## Directive
Tally the lines that include the word "army" and reply with nothing but the total.

## Exercise material
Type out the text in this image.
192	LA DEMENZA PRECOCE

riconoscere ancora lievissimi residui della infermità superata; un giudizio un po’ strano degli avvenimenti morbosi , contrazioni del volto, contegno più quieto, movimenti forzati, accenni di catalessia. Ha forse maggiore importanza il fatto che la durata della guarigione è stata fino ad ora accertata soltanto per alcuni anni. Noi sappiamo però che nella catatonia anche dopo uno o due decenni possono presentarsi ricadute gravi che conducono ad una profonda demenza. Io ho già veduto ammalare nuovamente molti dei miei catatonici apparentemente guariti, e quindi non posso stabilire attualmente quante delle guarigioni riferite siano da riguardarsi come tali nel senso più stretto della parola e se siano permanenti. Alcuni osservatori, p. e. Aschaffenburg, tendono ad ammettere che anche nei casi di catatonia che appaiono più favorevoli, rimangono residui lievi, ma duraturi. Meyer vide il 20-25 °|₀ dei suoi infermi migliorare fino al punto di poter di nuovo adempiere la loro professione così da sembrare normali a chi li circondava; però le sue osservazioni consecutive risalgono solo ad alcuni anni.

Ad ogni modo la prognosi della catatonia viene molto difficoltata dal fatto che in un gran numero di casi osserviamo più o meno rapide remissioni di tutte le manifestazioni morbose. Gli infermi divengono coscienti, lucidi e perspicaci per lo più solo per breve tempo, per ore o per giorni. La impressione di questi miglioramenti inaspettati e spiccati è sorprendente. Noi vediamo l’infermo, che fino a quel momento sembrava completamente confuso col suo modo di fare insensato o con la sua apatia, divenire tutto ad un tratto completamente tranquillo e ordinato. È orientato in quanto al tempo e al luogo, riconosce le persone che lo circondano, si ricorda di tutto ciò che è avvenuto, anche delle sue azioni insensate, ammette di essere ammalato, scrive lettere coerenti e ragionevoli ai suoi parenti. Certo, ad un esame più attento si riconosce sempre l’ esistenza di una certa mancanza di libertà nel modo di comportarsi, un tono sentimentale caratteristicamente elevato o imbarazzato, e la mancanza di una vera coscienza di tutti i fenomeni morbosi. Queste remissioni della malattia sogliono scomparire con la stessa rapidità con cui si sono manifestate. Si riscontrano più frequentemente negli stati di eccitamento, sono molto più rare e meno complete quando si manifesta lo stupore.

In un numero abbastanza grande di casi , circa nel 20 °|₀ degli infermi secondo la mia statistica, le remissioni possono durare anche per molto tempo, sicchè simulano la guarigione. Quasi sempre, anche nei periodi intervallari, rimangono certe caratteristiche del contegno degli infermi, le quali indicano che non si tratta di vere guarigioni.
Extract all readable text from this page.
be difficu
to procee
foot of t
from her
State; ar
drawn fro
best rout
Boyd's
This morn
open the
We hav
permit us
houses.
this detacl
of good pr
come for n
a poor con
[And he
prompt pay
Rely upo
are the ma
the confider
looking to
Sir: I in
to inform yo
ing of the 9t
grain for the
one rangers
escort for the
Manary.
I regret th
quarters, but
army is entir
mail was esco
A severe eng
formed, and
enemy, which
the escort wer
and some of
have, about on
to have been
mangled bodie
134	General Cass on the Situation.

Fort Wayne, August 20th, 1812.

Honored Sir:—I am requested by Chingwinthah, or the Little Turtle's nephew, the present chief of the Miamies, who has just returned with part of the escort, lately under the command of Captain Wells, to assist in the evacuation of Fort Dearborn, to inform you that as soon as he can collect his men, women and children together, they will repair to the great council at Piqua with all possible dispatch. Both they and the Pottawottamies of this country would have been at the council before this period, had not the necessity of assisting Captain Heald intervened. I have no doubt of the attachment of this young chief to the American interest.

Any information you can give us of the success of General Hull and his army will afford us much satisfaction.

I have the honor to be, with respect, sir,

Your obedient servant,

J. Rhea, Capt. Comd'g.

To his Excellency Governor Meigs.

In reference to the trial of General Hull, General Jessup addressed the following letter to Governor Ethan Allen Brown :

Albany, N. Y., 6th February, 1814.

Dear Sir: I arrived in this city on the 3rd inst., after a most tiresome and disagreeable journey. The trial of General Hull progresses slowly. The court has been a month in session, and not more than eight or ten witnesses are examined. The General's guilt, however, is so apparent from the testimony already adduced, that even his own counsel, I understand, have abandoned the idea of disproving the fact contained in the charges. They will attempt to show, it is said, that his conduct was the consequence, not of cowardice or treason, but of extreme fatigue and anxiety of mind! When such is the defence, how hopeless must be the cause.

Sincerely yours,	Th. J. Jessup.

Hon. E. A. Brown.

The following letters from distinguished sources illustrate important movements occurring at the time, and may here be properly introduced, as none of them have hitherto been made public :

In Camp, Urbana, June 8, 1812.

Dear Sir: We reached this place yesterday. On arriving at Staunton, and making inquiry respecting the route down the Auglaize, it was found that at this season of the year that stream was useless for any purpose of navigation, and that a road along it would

## Reply
2